How to complete this task
Reproduce every record verbatim but drop the pictures.

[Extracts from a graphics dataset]
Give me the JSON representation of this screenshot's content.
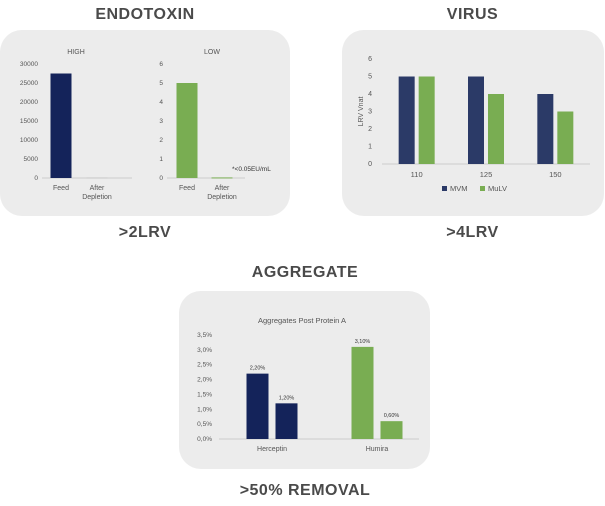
{
  "sections": {
    "endotoxin": {
      "title": "ENDOTOXIN",
      "result": ">2LRV"
    },
    "virus": {
      "title": "VIRUS",
      "result": ">4LRV"
    },
    "aggregate": {
      "title": "AGGREGATE",
      "result": ">50% REMOVAL"
    }
  },
  "colors": {
    "navy": "#14235a",
    "green": "#79ad52",
    "panel": "#ececec",
    "axis": "#555555"
  },
  "chart_data": [
    {
      "id": "high",
      "type": "bar",
      "title": "HIGH",
      "categories": [
        "Feed",
        "After Depletion"
      ],
      "values": [
        27500,
        150
      ],
      "bar_colors": [
        "#14235a",
        "#c9c9c9"
      ],
      "ylim": [
        0,
        30000
      ],
      "yticks": [
        "0",
        "5000",
        "10000",
        "15000",
        "20000",
        "25000",
        "30000"
      ]
    },
    {
      "id": "low",
      "type": "bar",
      "title": "LOW",
      "categories": [
        "Feed",
        "After Depletion"
      ],
      "values": [
        5,
        0.03
      ],
      "bar_colors": [
        "#79ad52",
        "#79ad52"
      ],
      "ylim": [
        0,
        6
      ],
      "yticks": [
        "0",
        "1",
        "2",
        "3",
        "4",
        "5",
        "6"
      ],
      "annotation": "*<0.05EU/mL"
    },
    {
      "id": "virus",
      "type": "bar",
      "categories": [
        "110",
        "125",
        "150"
      ],
      "series": [
        {
          "name": "MVM",
          "values": [
            5,
            5,
            4
          ],
          "color": "#2b3a67"
        },
        {
          "name": "MuLV",
          "values": [
            5,
            4,
            3
          ],
          "color": "#79ad52"
        }
      ],
      "ylabel": "LRV Vnat",
      "ylim": [
        0,
        6
      ],
      "yticks": [
        "0",
        "1",
        "2",
        "3",
        "4",
        "5",
        "6"
      ],
      "legend": "bottom"
    },
    {
      "id": "aggregate",
      "type": "bar",
      "title": "Aggregates Post Protein A",
      "categories": [
        "Herceptin",
        "Humira"
      ],
      "series": [
        {
          "values": [
            2.2,
            3.1
          ],
          "color": "#14235a",
          "labels": [
            "2,20%",
            ""
          ]
        },
        {
          "values": [
            1.2,
            0.6
          ],
          "color": "#14235a",
          "labels": [
            "1,20%",
            ""
          ]
        }
      ],
      "bars": [
        {
          "group": 0,
          "value": 2.2,
          "label": "2,20%",
          "color": "#14235a"
        },
        {
          "group": 0,
          "value": 1.2,
          "label": "1,20%",
          "color": "#14235a"
        },
        {
          "group": 1,
          "value": 3.1,
          "label": "3,10%",
          "color": "#79ad52"
        },
        {
          "group": 1,
          "value": 0.6,
          "label": "0,60%",
          "color": "#79ad52"
        }
      ],
      "ylim": [
        0,
        3.5
      ],
      "yticks": [
        "0,0%",
        "0,5%",
        "1,0%",
        "1,5%",
        "2,0%",
        "2,5%",
        "3,0%",
        "3,5%"
      ]
    }
  ]
}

Result of this exercise
Give me the JSON representation of this screenshot's content.
{
  "sections": {
    "endotoxin": {
      "title": "ENDOTOXIN",
      "result": ">2LRV"
    },
    "virus": {
      "title": "VIRUS",
      "result": ">4LRV"
    },
    "aggregate": {
      "title": "AGGREGATE",
      "result": ">50% REMOVAL"
    }
  },
  "colors": {
    "navy": "#14235a",
    "green": "#79ad52",
    "panel": "#ececec",
    "axis": "#555555"
  },
  "chart_data": [
    {
      "id": "high",
      "type": "bar",
      "title": "HIGH",
      "categories": [
        "Feed",
        "After Depletion"
      ],
      "values": [
        27500,
        150
      ],
      "bar_colors": [
        "#14235a",
        "#c9c9c9"
      ],
      "ylim": [
        0,
        30000
      ],
      "yticks": [
        "0",
        "5000",
        "10000",
        "15000",
        "20000",
        "25000",
        "30000"
      ]
    },
    {
      "id": "low",
      "type": "bar",
      "title": "LOW",
      "categories": [
        "Feed",
        "After Depletion"
      ],
      "values": [
        5,
        0.03
      ],
      "bar_colors": [
        "#79ad52",
        "#79ad52"
      ],
      "ylim": [
        0,
        6
      ],
      "yticks": [
        "0",
        "1",
        "2",
        "3",
        "4",
        "5",
        "6"
      ],
      "annotation": "*<0.05EU/mL"
    },
    {
      "id": "virus",
      "type": "bar",
      "categories": [
        "110",
        "125",
        "150"
      ],
      "series": [
        {
          "name": "MVM",
          "values": [
            5,
            5,
            4
          ],
          "color": "#2b3a67"
        },
        {
          "name": "MuLV",
          "values": [
            5,
            4,
            3
          ],
          "color": "#79ad52"
        }
      ],
      "ylabel": "LRV Vnat",
      "ylim": [
        0,
        6
      ],
      "yticks": [
        "0",
        "1",
        "2",
        "3",
        "4",
        "5",
        "6"
      ],
      "legend": "bottom"
    },
    {
      "id": "aggregate",
      "type": "bar",
      "title": "Aggregates Post Protein A",
      "categories": [
        "Herceptin",
        "Humira"
      ],
      "series": [
        {
          "values": [
            2.2,
            3.1
          ],
          "color": "#14235a",
          "labels": [
            "2,20%",
            ""
          ]
        },
        {
          "values": [
            1.2,
            0.6
          ],
          "color": "#14235a",
          "labels": [
            "1,20%",
            ""
          ]
        }
      ],
      "bars": [
        {
          "group": 0,
          "value": 2.2,
          "label": "2,20%",
          "color": "#14235a"
        },
        {
          "group": 0,
          "value": 1.2,
          "label": "1,20%",
          "color": "#14235a"
        },
        {
          "group": 1,
          "value": 3.1,
          "label": "3,10%",
          "color": "#79ad52"
        },
        {
          "group": 1,
          "value": 0.6,
          "label": "0,60%",
          "color": "#79ad52"
        }
      ],
      "ylim": [
        0,
        3.5
      ],
      "yticks": [
        "0,0%",
        "0,5%",
        "1,0%",
        "1,5%",
        "2,0%",
        "2,5%",
        "3,0%",
        "3,5%"
      ]
    }
  ]
}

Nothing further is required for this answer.